*Work to complete*
Format every line of the records below as a JSON list of strings, one string per line, and leave out any blank lines.

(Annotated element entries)

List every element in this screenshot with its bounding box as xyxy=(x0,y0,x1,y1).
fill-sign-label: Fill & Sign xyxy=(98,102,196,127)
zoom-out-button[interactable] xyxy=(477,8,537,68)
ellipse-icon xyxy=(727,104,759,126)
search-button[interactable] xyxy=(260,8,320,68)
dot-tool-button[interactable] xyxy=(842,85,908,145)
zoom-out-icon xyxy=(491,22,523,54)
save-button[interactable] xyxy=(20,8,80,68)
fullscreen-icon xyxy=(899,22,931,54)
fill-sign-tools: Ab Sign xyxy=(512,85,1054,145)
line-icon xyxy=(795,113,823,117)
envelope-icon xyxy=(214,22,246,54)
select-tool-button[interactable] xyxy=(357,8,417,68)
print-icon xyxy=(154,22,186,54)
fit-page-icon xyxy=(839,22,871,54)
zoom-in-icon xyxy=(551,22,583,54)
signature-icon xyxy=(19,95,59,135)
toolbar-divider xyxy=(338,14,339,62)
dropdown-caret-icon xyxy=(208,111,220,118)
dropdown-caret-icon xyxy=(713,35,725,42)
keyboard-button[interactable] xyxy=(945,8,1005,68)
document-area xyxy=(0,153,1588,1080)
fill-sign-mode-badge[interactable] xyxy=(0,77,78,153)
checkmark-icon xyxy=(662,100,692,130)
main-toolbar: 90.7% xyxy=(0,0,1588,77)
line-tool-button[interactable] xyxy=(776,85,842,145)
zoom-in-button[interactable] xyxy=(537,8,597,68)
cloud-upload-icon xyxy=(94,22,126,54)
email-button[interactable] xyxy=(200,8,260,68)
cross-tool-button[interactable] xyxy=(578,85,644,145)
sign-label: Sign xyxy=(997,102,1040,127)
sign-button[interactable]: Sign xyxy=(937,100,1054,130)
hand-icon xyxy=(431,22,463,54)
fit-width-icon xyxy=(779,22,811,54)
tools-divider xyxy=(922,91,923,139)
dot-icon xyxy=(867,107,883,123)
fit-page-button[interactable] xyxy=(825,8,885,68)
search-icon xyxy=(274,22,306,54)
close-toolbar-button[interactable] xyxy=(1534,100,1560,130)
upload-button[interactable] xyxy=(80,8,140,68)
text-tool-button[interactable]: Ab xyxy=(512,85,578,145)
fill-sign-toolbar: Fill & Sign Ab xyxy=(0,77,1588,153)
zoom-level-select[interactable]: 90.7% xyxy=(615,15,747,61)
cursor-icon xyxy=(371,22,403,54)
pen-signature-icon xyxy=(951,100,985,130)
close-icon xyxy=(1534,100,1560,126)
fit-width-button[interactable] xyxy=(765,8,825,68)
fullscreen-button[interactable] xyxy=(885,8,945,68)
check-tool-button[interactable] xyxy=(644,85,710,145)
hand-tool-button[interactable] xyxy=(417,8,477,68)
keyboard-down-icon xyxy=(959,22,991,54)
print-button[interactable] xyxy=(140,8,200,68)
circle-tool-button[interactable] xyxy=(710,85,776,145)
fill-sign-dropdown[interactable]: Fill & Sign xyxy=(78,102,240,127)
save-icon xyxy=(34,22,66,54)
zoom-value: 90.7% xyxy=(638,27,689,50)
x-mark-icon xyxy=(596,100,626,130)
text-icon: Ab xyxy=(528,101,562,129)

*Solution*
[
  "List every element in this screenshot with its bounding box as xyxy=(x0,y0,x1,y1).",
  "fill-sign-label: Fill & Sign xyxy=(98,102,196,127)",
  "zoom-out-button[interactable] xyxy=(477,8,537,68)",
  "ellipse-icon xyxy=(727,104,759,126)",
  "search-button[interactable] xyxy=(260,8,320,68)",
  "dot-tool-button[interactable] xyxy=(842,85,908,145)",
  "zoom-out-icon xyxy=(491,22,523,54)",
  "save-button[interactable] xyxy=(20,8,80,68)",
  "fullscreen-icon xyxy=(899,22,931,54)",
  "fill-sign-tools: Ab Sign xyxy=(512,85,1054,145)",
  "line-icon xyxy=(795,113,823,117)",
  "envelope-icon xyxy=(214,22,246,54)",
  "select-tool-button[interactable] xyxy=(357,8,417,68)",
  "print-icon xyxy=(154,22,186,54)",
  "fit-page-icon xyxy=(839,22,871,54)",
  "zoom-in-icon xyxy=(551,22,583,54)",
  "signature-icon xyxy=(19,95,59,135)",
  "toolbar-divider xyxy=(338,14,339,62)",
  "dropdown-caret-icon xyxy=(208,111,220,118)",
  "dropdown-caret-icon xyxy=(713,35,725,42)",
  "keyboard-button[interactable] xyxy=(945,8,1005,68)",
  "document-area xyxy=(0,153,1588,1080)",
  "fill-sign-mode-badge[interactable] xyxy=(0,77,78,153)",
  "checkmark-icon xyxy=(662,100,692,130)",
  "main-toolbar: 90.7% xyxy=(0,0,1588,77)",
  "line-tool-button[interactable] xyxy=(776,85,842,145)",
  "zoom-in-button[interactable] xyxy=(537,8,597,68)",
  "cloud-upload-icon xyxy=(94,22,126,54)",
  "email-button[interactable] xyxy=(200,8,260,68)",
  "cross-tool-button[interactable] xyxy=(578,85,644,145)",
  "sign-label: Sign xyxy=(997,102,1040,127)",
  "sign-button[interactable]: Sign xyxy=(937,100,1054,130)",
  "hand-icon xyxy=(431,22,463,54)",
  "fit-width-icon xyxy=(779,22,811,54)",
  "tools-divider xyxy=(922,91,923,139)",
  "dot-icon xyxy=(867,107,883,123)",
  "fit-page-button[interactable] xyxy=(825,8,885,68)",
  "search-icon xyxy=(274,22,306,54)",
  "close-toolbar-button[interactable] xyxy=(1534,100,1560,130)",
  "upload-button[interactable] xyxy=(80,8,140,68)",
  "text-tool-button[interactable]: Ab xyxy=(512,85,578,145)",
  "fill-sign-toolbar: Fill & Sign Ab xyxy=(0,77,1588,153)",
  "zoom-level-select[interactable]: 90.7% xyxy=(615,15,747,61)",
  "cursor-icon xyxy=(371,22,403,54)",
  "pen-signature-icon xyxy=(951,100,985,130)",
  "close-icon xyxy=(1534,100,1560,126)",
  "fit-width-button[interactable] xyxy=(765,8,825,68)",
  "fullscreen-button[interactable] xyxy=(885,8,945,68)",
  "check-tool-button[interactable] xyxy=(644,85,710,145)",
  "hand-tool-button[interactable] xyxy=(417,8,477,68)",
  "keyboard-down-icon xyxy=(959,22,991,54)",
  "print-button[interactable] xyxy=(140,8,200,68)",
  "circle-tool-button[interactable] xyxy=(710,85,776,145)",
  "fill-sign-dropdown[interactable]: Fill & Sign xyxy=(78,102,240,127)",
  "save-icon xyxy=(34,22,66,54)",
  "zoom-value: 90.7% xyxy=(638,27,689,50)",
  "x-mark-icon xyxy=(596,100,626,130)",
  "text-icon: Ab xyxy=(528,101,562,129)"
]